» **What is expected**
All entries below need to be written out exactly, but without their pictures.

» **Task data**

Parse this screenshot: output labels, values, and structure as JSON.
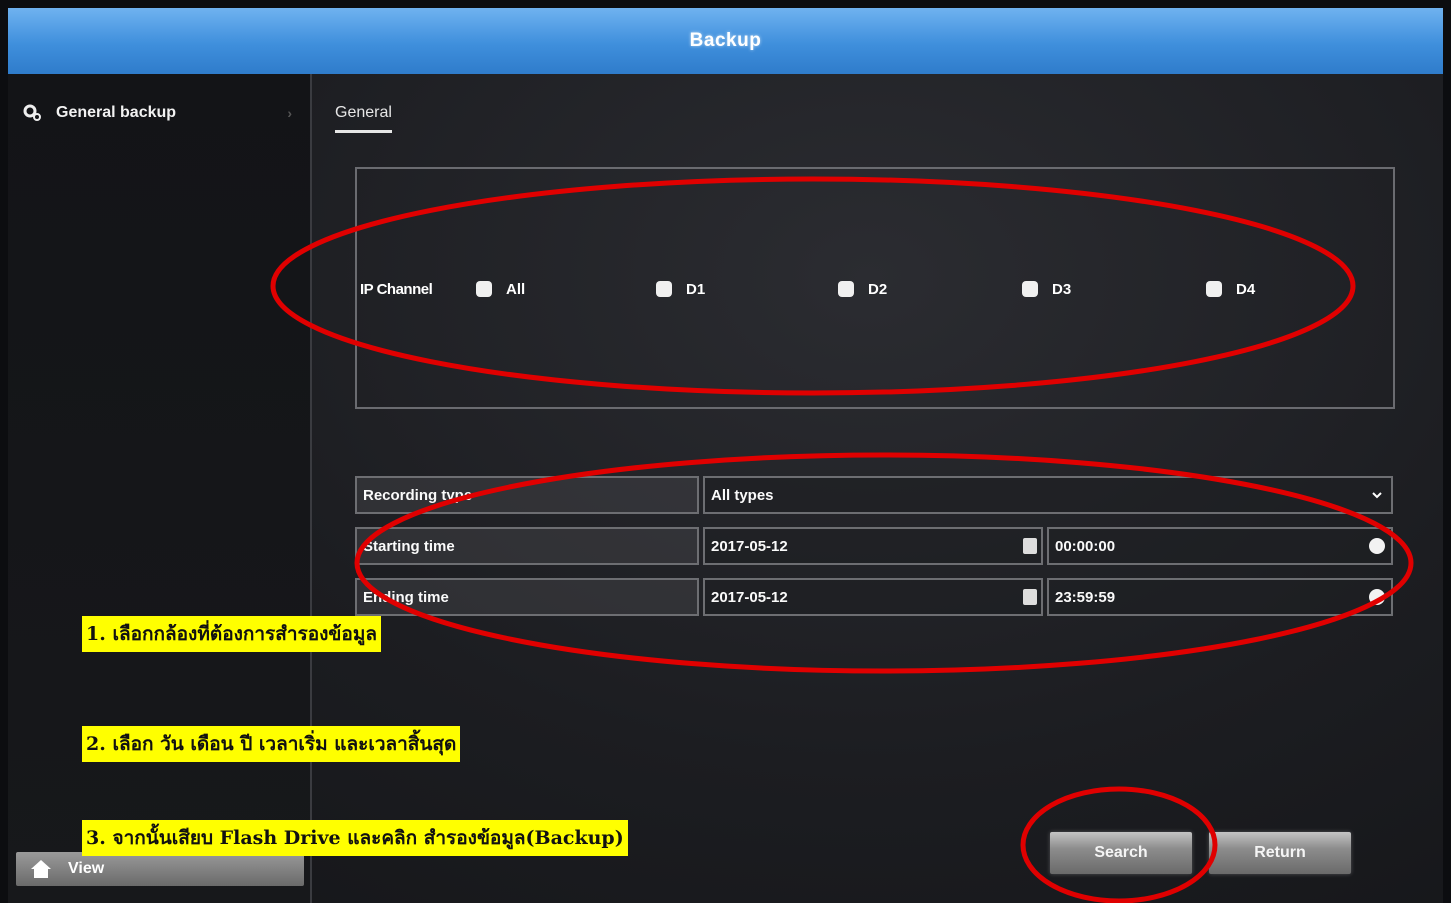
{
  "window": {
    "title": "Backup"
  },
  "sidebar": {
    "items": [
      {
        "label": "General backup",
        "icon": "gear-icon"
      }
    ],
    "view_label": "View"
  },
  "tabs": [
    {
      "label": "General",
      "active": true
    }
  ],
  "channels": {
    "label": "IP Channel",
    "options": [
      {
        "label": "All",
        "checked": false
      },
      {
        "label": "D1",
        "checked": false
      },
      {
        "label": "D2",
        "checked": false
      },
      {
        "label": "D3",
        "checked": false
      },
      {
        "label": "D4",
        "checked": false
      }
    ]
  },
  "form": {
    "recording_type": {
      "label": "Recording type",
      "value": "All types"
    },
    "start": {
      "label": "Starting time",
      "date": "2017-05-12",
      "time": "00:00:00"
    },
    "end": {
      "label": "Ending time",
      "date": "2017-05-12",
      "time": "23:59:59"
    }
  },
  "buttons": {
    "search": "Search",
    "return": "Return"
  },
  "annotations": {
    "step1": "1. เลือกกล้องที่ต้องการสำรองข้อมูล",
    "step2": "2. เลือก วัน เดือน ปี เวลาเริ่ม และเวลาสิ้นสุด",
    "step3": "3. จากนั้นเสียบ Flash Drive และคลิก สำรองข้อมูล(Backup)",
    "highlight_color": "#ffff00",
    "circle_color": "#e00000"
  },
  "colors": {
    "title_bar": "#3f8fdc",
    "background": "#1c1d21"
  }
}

» **Worked solution**
Parse this screenshot: output labels, values, and structure as JSON.
{
  "window": {
    "title": "Backup"
  },
  "sidebar": {
    "items": [
      {
        "label": "General backup",
        "icon": "gear-icon"
      }
    ],
    "view_label": "View"
  },
  "tabs": [
    {
      "label": "General",
      "active": true
    }
  ],
  "channels": {
    "label": "IP Channel",
    "options": [
      {
        "label": "All",
        "checked": false
      },
      {
        "label": "D1",
        "checked": false
      },
      {
        "label": "D2",
        "checked": false
      },
      {
        "label": "D3",
        "checked": false
      },
      {
        "label": "D4",
        "checked": false
      }
    ]
  },
  "form": {
    "recording_type": {
      "label": "Recording type",
      "value": "All types"
    },
    "start": {
      "label": "Starting time",
      "date": "2017-05-12",
      "time": "00:00:00"
    },
    "end": {
      "label": "Ending time",
      "date": "2017-05-12",
      "time": "23:59:59"
    }
  },
  "buttons": {
    "search": "Search",
    "return": "Return"
  },
  "annotations": {
    "step1": "1. เลือกกล้องที่ต้องการสำรองข้อมูล",
    "step2": "2. เลือก วัน เดือน ปี เวลาเริ่ม และเวลาสิ้นสุด",
    "step3": "3. จากนั้นเสียบ Flash Drive และคลิก สำรองข้อมูล(Backup)",
    "highlight_color": "#ffff00",
    "circle_color": "#e00000"
  },
  "colors": {
    "title_bar": "#3f8fdc",
    "background": "#1c1d21"
  }
}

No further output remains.